EXERCISE DETAILS: Check each line of the listing for the word "Holder" and report how many lines contain it, giving nothing but the number.

Data items:
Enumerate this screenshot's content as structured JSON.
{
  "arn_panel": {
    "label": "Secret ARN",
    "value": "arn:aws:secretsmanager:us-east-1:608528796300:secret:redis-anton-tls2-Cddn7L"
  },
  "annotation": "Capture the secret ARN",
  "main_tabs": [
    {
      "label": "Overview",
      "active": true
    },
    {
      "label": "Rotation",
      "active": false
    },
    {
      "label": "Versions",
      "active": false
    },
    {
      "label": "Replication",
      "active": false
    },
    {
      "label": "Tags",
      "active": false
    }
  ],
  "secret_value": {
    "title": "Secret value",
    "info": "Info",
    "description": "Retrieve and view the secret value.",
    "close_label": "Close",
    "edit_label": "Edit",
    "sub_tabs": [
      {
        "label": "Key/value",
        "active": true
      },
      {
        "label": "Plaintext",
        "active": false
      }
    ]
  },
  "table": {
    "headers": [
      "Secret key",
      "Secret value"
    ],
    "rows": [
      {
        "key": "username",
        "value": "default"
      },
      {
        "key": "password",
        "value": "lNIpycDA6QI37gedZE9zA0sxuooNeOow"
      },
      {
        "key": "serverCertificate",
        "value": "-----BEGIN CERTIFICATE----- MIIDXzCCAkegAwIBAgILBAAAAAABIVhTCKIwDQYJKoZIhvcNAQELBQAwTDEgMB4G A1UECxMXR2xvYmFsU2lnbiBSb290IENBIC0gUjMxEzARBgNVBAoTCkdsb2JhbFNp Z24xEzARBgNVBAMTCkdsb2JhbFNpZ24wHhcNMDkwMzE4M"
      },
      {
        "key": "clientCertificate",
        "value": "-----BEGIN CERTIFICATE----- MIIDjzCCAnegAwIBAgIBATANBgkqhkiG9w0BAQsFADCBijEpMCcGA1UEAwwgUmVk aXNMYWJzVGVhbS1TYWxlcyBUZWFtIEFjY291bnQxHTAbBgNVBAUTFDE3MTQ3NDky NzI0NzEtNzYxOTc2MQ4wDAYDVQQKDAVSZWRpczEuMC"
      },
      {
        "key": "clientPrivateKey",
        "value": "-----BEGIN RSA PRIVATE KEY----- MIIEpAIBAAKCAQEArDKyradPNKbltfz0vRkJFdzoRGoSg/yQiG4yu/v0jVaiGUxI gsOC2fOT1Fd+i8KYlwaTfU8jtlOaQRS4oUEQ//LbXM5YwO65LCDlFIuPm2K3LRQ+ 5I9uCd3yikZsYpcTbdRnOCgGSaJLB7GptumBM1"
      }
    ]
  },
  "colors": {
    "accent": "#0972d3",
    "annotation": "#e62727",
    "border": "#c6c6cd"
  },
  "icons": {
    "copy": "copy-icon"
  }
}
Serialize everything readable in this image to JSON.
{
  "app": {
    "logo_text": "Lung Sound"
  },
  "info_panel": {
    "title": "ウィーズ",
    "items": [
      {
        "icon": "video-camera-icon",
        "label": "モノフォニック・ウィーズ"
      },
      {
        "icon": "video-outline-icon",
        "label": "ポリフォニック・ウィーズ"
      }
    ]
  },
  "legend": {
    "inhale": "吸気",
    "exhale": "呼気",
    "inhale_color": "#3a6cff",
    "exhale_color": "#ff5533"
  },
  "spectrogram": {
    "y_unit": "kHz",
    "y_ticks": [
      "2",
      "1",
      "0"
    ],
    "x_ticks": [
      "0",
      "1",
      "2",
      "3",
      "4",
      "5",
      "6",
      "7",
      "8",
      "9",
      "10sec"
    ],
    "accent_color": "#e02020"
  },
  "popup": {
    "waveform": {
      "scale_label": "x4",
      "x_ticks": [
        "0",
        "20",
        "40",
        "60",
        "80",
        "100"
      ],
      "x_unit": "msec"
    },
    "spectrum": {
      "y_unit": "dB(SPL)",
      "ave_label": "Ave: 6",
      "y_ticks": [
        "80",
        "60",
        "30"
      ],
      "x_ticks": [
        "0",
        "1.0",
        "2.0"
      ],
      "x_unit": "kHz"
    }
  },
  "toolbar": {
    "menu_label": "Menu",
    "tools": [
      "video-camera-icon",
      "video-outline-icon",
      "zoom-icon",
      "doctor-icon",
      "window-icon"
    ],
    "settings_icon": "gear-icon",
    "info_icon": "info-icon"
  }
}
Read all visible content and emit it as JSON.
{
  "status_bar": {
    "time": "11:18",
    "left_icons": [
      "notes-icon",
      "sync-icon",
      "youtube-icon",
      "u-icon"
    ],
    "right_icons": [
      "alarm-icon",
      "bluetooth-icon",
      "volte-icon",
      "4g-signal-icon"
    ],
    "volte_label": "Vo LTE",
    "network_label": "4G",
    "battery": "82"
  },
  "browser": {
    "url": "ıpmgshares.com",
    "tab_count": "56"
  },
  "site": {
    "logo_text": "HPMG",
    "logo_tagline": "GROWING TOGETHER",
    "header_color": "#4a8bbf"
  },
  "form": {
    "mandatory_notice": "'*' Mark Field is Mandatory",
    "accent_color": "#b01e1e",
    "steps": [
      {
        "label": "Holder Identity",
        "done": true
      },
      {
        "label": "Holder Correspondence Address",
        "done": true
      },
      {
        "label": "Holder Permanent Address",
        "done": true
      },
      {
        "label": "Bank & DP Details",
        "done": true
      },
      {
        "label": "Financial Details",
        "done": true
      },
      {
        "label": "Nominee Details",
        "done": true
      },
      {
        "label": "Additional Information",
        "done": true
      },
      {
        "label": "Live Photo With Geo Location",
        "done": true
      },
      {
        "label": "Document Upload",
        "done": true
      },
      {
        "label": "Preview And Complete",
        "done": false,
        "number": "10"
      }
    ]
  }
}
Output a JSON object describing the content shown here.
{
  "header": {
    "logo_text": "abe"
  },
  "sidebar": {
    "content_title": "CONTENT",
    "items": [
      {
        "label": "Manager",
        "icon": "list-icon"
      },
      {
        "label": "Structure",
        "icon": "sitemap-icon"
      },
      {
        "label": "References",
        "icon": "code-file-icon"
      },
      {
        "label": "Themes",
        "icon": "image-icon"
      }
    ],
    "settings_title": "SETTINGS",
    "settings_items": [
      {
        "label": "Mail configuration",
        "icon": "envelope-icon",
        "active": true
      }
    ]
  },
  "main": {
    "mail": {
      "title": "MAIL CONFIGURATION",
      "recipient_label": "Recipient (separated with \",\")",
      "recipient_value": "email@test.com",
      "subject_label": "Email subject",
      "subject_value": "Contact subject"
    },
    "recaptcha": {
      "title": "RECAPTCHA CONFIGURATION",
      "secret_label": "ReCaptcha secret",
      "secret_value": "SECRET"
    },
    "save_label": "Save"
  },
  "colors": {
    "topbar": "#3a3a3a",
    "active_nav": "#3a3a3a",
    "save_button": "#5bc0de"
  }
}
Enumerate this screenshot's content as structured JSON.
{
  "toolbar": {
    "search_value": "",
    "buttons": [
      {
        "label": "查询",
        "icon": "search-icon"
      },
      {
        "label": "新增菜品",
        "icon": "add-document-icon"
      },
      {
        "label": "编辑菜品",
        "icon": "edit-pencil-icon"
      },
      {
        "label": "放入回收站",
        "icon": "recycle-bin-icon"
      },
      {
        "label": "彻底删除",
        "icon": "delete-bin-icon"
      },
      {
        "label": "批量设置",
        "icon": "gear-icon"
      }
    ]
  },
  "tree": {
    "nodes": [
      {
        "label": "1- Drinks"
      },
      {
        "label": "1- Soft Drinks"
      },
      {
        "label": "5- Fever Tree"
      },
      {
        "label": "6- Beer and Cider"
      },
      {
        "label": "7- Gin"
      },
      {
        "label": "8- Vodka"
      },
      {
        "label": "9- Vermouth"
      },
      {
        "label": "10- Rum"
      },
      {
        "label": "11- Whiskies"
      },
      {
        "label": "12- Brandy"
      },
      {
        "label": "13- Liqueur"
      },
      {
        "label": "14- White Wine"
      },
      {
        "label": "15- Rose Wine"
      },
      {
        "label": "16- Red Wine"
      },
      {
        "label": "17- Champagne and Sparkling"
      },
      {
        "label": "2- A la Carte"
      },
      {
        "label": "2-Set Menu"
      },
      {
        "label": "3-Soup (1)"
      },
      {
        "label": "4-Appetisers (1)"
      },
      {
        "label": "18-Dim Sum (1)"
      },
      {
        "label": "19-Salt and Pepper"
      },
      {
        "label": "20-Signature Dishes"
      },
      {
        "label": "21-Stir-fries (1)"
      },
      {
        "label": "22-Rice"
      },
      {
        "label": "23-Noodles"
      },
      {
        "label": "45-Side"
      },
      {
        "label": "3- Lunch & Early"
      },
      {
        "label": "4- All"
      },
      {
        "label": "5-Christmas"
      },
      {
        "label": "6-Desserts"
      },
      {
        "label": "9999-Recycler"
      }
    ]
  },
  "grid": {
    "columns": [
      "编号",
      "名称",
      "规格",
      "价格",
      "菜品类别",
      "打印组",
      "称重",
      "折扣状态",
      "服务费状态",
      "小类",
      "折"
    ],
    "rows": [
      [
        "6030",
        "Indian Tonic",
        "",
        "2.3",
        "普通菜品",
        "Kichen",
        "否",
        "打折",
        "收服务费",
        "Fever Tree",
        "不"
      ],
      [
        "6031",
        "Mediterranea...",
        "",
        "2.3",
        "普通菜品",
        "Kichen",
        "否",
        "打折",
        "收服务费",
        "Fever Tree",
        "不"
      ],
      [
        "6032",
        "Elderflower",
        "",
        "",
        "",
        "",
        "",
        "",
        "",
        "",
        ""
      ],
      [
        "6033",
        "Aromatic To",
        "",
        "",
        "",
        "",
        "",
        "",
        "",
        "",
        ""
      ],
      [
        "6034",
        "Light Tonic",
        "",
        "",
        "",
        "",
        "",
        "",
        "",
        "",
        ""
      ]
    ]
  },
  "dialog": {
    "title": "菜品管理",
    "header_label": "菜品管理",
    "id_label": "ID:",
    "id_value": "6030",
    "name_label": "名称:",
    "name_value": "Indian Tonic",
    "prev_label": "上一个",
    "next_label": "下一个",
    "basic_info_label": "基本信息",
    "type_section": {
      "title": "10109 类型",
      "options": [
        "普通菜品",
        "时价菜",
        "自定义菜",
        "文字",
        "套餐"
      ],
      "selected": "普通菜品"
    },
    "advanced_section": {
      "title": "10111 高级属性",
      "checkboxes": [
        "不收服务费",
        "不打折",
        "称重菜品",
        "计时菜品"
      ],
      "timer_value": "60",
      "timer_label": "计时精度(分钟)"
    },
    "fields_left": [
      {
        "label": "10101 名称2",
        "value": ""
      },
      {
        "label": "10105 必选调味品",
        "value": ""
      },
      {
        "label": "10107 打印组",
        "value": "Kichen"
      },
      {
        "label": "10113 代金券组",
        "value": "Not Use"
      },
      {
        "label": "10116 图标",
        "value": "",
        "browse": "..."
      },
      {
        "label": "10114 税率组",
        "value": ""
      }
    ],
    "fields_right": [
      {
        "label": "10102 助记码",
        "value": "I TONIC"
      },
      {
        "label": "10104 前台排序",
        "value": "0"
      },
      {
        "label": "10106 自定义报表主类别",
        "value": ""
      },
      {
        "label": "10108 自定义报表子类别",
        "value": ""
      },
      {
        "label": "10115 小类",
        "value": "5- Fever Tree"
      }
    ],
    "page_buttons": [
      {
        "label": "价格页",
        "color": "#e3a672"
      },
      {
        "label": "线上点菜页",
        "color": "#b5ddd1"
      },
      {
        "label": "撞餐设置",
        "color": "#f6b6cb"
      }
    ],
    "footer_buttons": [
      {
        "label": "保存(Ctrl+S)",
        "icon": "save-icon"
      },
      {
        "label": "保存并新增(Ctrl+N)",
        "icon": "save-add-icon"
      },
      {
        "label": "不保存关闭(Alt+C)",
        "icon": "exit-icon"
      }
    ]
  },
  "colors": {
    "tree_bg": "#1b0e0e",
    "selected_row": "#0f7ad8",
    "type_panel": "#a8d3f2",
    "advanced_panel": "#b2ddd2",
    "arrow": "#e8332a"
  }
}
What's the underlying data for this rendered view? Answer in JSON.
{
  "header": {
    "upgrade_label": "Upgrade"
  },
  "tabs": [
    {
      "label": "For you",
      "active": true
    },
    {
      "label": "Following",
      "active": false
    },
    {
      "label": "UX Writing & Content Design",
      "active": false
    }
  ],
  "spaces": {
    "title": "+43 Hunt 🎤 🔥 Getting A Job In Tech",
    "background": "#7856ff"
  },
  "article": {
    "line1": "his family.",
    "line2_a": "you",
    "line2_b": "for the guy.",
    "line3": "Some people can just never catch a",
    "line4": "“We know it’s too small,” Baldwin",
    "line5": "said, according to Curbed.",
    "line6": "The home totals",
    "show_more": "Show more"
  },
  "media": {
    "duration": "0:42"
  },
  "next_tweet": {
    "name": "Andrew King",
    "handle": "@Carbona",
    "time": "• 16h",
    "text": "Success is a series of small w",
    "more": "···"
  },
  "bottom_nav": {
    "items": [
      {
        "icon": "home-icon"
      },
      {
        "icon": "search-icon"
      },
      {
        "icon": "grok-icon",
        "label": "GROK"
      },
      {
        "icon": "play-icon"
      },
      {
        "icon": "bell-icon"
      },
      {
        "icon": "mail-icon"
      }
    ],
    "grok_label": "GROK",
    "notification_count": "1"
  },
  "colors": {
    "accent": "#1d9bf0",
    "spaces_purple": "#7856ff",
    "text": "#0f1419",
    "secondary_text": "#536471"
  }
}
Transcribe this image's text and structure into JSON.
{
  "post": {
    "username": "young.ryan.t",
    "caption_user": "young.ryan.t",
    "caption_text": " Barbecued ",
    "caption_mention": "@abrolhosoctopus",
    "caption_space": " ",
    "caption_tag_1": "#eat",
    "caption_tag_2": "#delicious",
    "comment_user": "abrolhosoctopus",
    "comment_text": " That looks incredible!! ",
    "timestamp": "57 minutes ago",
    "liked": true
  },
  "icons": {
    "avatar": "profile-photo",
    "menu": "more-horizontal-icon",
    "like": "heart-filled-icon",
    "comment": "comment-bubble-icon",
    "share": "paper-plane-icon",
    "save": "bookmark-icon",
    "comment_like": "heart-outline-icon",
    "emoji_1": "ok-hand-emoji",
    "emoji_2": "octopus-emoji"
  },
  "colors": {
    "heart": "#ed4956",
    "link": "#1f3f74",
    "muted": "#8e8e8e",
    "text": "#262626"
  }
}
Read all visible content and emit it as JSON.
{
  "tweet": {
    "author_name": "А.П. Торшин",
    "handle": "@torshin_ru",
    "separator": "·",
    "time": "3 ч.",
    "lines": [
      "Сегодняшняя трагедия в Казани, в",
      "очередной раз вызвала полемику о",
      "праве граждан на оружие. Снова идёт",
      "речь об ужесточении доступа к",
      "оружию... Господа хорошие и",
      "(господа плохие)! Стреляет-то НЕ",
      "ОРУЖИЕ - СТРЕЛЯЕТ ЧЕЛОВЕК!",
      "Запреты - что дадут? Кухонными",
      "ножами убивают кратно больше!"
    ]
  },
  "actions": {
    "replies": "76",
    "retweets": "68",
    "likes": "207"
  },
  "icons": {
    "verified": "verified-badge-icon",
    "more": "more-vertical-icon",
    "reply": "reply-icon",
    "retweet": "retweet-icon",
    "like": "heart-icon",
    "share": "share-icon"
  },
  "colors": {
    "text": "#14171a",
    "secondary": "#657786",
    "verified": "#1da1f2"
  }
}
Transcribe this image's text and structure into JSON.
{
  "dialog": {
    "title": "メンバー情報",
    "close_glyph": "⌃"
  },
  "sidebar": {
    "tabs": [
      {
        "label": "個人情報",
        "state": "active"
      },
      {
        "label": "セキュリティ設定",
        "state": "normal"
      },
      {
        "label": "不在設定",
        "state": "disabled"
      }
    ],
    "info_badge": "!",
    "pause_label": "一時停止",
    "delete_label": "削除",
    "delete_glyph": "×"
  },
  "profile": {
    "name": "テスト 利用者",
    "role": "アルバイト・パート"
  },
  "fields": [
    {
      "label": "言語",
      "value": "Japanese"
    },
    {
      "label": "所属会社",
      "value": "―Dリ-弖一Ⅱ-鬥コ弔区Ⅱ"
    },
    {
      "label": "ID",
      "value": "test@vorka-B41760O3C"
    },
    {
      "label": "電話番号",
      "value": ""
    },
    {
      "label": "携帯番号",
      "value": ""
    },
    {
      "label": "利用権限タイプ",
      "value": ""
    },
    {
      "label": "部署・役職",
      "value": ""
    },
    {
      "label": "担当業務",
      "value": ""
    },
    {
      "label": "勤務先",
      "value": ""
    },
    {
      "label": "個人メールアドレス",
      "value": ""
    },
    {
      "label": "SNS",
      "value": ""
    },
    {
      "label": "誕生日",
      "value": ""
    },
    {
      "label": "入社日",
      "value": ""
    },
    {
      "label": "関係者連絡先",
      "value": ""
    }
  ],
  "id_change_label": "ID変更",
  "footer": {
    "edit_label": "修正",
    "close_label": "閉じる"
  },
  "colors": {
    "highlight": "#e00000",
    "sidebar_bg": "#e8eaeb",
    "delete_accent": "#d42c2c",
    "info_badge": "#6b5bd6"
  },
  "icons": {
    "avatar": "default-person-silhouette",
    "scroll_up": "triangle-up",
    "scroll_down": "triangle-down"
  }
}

RESULT OF THIS TASK: 3